Restate, word for word, all of the material shown below.
----
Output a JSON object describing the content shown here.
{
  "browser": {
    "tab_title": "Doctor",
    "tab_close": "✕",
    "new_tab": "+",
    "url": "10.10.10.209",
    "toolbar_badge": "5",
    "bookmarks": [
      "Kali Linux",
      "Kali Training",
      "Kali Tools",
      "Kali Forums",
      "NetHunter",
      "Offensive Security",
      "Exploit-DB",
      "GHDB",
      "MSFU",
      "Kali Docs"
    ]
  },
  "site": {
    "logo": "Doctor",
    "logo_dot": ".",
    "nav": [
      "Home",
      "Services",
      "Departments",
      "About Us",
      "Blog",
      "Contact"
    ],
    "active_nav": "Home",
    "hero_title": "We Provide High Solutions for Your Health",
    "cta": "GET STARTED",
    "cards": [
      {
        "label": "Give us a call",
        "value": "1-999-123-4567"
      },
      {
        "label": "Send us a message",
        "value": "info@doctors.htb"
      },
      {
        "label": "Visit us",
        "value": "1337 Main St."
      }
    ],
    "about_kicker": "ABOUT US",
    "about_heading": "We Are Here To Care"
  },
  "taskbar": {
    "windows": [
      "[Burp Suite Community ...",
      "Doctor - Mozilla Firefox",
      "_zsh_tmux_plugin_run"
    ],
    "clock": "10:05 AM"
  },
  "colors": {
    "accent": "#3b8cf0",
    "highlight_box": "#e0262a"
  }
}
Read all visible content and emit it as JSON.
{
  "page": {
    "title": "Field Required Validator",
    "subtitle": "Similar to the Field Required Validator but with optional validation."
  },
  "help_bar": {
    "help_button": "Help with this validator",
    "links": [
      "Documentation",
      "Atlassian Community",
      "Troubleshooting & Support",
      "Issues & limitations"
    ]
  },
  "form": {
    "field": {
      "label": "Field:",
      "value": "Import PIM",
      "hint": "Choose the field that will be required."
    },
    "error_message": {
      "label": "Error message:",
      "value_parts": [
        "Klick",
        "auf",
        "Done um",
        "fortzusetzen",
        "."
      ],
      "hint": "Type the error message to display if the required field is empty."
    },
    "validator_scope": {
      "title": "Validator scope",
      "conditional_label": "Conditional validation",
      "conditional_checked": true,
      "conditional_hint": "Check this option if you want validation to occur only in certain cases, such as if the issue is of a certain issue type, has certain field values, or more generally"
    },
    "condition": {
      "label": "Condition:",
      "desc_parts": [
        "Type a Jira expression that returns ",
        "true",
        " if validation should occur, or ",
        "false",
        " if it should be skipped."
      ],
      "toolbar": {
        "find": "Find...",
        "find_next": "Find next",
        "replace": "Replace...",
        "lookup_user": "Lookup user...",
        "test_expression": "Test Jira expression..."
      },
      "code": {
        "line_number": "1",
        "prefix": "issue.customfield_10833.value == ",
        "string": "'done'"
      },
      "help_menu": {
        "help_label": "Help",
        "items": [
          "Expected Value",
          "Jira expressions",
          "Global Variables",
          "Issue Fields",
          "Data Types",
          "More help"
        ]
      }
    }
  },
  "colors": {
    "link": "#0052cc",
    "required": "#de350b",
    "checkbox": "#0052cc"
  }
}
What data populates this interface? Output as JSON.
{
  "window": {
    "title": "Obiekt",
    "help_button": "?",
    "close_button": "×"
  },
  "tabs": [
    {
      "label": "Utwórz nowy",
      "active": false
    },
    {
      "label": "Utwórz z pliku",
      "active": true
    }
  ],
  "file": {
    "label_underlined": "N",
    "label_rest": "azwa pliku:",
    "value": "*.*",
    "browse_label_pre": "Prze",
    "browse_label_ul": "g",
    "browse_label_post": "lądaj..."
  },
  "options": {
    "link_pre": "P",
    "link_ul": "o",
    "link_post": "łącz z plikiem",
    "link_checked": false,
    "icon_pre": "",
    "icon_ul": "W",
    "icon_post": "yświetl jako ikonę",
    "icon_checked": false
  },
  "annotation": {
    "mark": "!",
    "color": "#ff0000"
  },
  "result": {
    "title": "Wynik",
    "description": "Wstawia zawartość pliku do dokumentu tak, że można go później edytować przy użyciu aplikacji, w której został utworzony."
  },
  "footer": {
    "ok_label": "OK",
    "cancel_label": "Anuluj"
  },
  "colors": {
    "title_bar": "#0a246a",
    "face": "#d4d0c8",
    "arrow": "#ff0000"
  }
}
----
OUTPUT OF THE EXERCISE:
Output a JSON object describing the content shown here.
{
  "browser": {
    "tab_title": "Doctor",
    "tab_close": "✕",
    "new_tab": "+",
    "url": "10.10.10.209",
    "toolbar_badge": "5",
    "bookmarks": [
      "Kali Linux",
      "Kali Training",
      "Kali Tools",
      "Kali Forums",
      "NetHunter",
      "Offensive Security",
      "Exploit-DB",
      "GHDB",
      "MSFU",
      "Kali Docs"
    ]
  },
  "site": {
    "logo": "Doctor",
    "logo_dot": ".",
    "nav": [
      "Home",
      "Services",
      "Departments",
      "About Us",
      "Blog",
      "Contact"
    ],
    "active_nav": "Home",
    "hero_title": "We Provide High Solutions for Your Health",
    "cta": "GET STARTED",
    "cards": [
      {
        "label": "Give us a call",
        "value": "1-999-123-4567"
      },
      {
        "label": "Send us a message",
        "value": "info@doctors.htb"
      },
      {
        "label": "Visit us",
        "value": "1337 Main St."
      }
    ],
    "about_kicker": "ABOUT US",
    "about_heading": "We Are Here To Care"
  },
  "taskbar": {
    "windows": [
      "[Burp Suite Community ...",
      "Doctor - Mozilla Firefox",
      "_zsh_tmux_plugin_run"
    ],
    "clock": "10:05 AM"
  },
  "colors": {
    "accent": "#3b8cf0",
    "highlight_box": "#e0262a"
  }
}
Read all visible content and emit it as JSON.
{
  "page": {
    "title": "Field Required Validator",
    "subtitle": "Similar to the Field Required Validator but with optional validation."
  },
  "help_bar": {
    "help_button": "Help with this validator",
    "links": [
      "Documentation",
      "Atlassian Community",
      "Troubleshooting & Support",
      "Issues & limitations"
    ]
  },
  "form": {
    "field": {
      "label": "Field:",
      "value": "Import PIM",
      "hint": "Choose the field that will be required."
    },
    "error_message": {
      "label": "Error message:",
      "value_parts": [
        "Klick",
        "auf",
        "Done um",
        "fortzusetzen",
        "."
      ],
      "hint": "Type the error message to display if the required field is empty."
    },
    "validator_scope": {
      "title": "Validator scope",
      "conditional_label": "Conditional validation",
      "conditional_checked": true,
      "conditional_hint": "Check this option if you want validation to occur only in certain cases, such as if the issue is of a certain issue type, has certain field values, or more generally"
    },
    "condition": {
      "label": "Condition:",
      "desc_parts": [
        "Type a Jira expression that returns ",
        "true",
        " if validation should occur, or ",
        "false",
        " if it should be skipped."
      ],
      "toolbar": {
        "find": "Find...",
        "find_next": "Find next",
        "replace": "Replace...",
        "lookup_user": "Lookup user...",
        "test_expression": "Test Jira expression..."
      },
      "code": {
        "line_number": "1",
        "prefix": "issue.customfield_10833.value == ",
        "string": "'done'"
      },
      "help_menu": {
        "help_label": "Help",
        "items": [
          "Expected Value",
          "Jira expressions",
          "Global Variables",
          "Issue Fields",
          "Data Types",
          "More help"
        ]
      }
    }
  },
  "colors": {
    "link": "#0052cc",
    "required": "#de350b",
    "checkbox": "#0052cc"
  }
}
What data populates this interface? Output as JSON.
{
  "window": {
    "title": "Obiekt",
    "help_button": "?",
    "close_button": "×"
  },
  "tabs": [
    {
      "label": "Utwórz nowy",
      "active": false
    },
    {
      "label": "Utwórz z pliku",
      "active": true
    }
  ],
  "file": {
    "label_underlined": "N",
    "label_rest": "azwa pliku:",
    "value": "*.*",
    "browse_label_pre": "Prze",
    "browse_label_ul": "g",
    "browse_label_post": "lądaj..."
  },
  "options": {
    "link_pre": "P",
    "link_ul": "o",
    "link_post": "łącz z plikiem",
    "link_checked": false,
    "icon_pre": "",
    "icon_ul": "W",
    "icon_post": "yświetl jako ikonę",
    "icon_checked": false
  },
  "annotation": {
    "mark": "!",
    "color": "#ff0000"
  },
  "result": {
    "title": "Wynik",
    "description": "Wstawia zawartość pliku do dokumentu tak, że można go później edytować przy użyciu aplikacji, w której został utworzony."
  },
  "footer": {
    "ok_label": "OK",
    "cancel_label": "Anuluj"
  },
  "colors": {
    "title_bar": "#0a246a",
    "face": "#d4d0c8",
    "arrow": "#ff0000"
  }
}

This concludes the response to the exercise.